*Exercise details*.
In the breast cancer text, what range of pCR rates after neoadjuvant chemotherapy is given for the high-risk ER+/HER2- subpopulation?

*Passage provided*.

Although patients with early-stage ER+/HER2- breast cancer generally have a better prognosis than those with other breast cancer subtypes, there is a high-risk subpopulation that benefits from neoadjuvant chemotherapy. For this subpopulation, the pCR rates after neoadjuvant chemotherapy range from 0 to 18% [1]. In triple-negative breast cancer (TNBC), the addition of pembrolizumab to neoadjuvant chemotherapy and continued as adjuvant therapy increased pCR and improved event-free survival (EFS) [2]. The current phase 3 KEYNOTE-756 trial (NCT03725059) explores the efficacy and safety of adding pembrolizumab to neoadjuvant chemotherapy and subsequent adjuvant pembrolizumab in participants with early-stage high-risk ER+/HER2- breast cancer. The final pCR results were presented by Dr Fatima Cardoso (Champalimaud Clinical Centre, Portugal) [3].

*Recorded information*.
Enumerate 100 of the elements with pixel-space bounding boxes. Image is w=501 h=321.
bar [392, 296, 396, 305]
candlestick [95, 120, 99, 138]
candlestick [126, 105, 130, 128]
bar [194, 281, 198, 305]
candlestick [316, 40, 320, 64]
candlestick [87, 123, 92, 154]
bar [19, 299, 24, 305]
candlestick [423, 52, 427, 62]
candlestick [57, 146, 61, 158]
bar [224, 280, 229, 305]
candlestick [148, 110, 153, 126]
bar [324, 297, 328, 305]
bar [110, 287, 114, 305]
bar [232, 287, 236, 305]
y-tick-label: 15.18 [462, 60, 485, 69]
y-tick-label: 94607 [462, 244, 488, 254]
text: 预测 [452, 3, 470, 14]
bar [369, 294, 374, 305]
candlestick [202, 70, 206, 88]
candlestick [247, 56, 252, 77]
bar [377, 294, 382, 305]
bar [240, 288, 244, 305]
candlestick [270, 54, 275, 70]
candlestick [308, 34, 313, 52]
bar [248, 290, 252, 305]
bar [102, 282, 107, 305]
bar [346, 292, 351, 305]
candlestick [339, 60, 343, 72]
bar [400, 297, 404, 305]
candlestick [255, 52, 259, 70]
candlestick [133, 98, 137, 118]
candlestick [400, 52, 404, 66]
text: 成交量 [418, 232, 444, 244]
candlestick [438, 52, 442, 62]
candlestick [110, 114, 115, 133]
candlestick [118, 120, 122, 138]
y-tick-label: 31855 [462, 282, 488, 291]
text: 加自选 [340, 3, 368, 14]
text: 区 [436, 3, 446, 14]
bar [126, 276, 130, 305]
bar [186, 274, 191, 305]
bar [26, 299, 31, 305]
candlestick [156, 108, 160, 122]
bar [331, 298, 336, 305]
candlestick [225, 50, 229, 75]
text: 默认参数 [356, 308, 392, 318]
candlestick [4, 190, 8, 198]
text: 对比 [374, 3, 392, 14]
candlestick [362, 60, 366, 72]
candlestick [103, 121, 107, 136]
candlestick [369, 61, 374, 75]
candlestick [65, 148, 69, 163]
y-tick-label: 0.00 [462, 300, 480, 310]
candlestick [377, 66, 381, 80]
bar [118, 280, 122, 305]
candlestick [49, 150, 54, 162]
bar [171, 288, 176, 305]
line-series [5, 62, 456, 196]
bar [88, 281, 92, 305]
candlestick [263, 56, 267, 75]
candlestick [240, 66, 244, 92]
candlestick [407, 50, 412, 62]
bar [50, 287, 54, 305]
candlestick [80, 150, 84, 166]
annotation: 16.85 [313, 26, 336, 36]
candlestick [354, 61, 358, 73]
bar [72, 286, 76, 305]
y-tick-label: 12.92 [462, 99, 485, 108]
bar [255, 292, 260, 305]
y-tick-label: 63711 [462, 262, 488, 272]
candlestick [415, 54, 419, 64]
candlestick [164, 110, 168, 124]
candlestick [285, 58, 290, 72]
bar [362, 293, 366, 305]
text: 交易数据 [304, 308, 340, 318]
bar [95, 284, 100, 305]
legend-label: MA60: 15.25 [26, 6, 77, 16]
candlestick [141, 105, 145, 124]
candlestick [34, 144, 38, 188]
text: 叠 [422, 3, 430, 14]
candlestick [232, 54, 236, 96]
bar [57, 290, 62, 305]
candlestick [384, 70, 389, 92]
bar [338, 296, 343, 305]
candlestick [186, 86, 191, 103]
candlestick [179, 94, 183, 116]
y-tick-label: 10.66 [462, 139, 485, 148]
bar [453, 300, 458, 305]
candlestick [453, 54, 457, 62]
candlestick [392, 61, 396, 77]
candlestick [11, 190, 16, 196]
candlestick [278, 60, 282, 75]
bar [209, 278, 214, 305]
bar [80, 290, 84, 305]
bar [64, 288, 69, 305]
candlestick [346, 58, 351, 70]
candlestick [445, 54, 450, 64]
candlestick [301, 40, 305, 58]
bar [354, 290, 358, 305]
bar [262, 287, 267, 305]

*Task result*.
0 to 18%